### What to do
Identify the lines holding "that" and copy them.

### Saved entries

————

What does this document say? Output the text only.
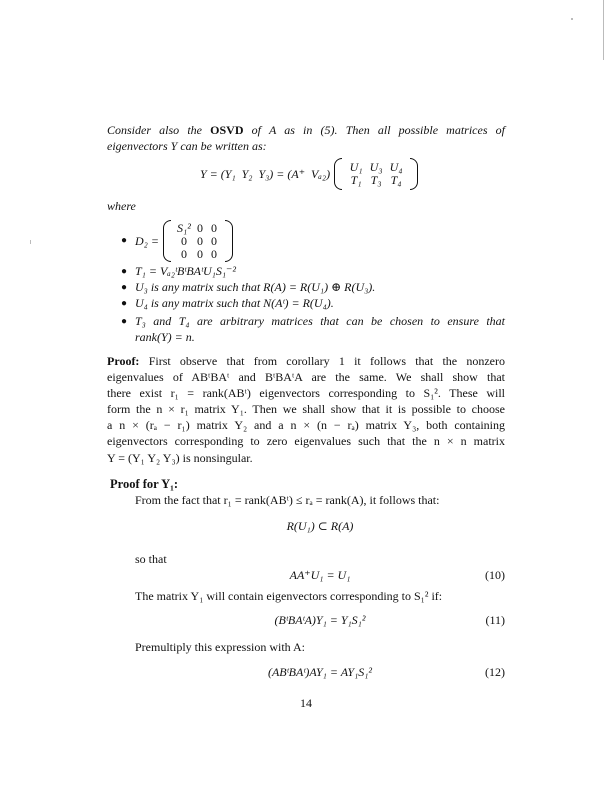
Consider also the OSVD of A as in (5). Then all possible matrices of
eigenvectors Y can be written as:
Y = (Y₁  Y₂  Y₃) = (A⁺  Vₐ₂) U₁ U₃ U₄
T₁ T₃ T₄
where
● D₂ =
S₁² 0 0
0 0 0
0 0 0
● T₁ = Vₐ₂ᵗBᵗBAᵗU₁S₁⁻²
● U₃ is any matrix such that R(A) = R(U₁) ⊕ R(U₃).
● U₄ is any matrix such that N(Aᵗ) = R(U₄).
● T₃ and T₄ are arbitrary matrices that can be chosen to ensure that
rank(Y) = n.
Proof: First observe that from corollary 1 it follows that the nonzero
eigenvalues of ABᵗBAᵗ and BᵗBAᵗA are the same. We shall show that
there exist r₁ = rank(ABᵗ) eigenvectors corresponding to S₁². These will
form the n × r₁ matrix Y₁. Then we shall show that it is possible to choose
a n × (rₐ − r₁) matrix Y₂ and a n × (n − rₐ) matrix Y₃, both containing
eigenvectors corresponding to zero eigenvalues such that the n × n matrix
Y = (Y₁ Y₂ Y₃) is nonsingular.
Proof for Y₁:
From the fact that r₁ = rank(ABᵗ) ≤ rₐ = rank(A), it follows that:
R(U₁) ⊂ R(A)
so that
AA⁺U₁ = U₁	(10)
The matrix Y₁ will contain eigenvectors corresponding to S₁² if:
(BᵗBAᵗA)Y₁ = Y₁S₁²	(11)
Premultiply this expression with A:
(ABᵗBAᵗ)AY₁ = AY₁S₁²	(12)
14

————

### Written answer
● U₃ is any matrix such that R(A) = R(U₁) ⊕ R(U₃).
● U₄ is any matrix such that N(Aᵗ) = R(U₄).
● T₃ and T₄ are arbitrary matrices that can be chosen to ensure that
Proof: First observe that from corollary 1 it follows that the nonzero
eigenvalues of ABᵗBAᵗ and BᵗBAᵗA are the same. We shall show that
form the n × r₁ matrix Y₁. Then we shall show that it is possible to choose
eigenvectors corresponding to zero eigenvalues such that the n × n matrix
From the fact that r₁ = rank(ABᵗ) ≤ rₐ = rank(A), it follows that:
so that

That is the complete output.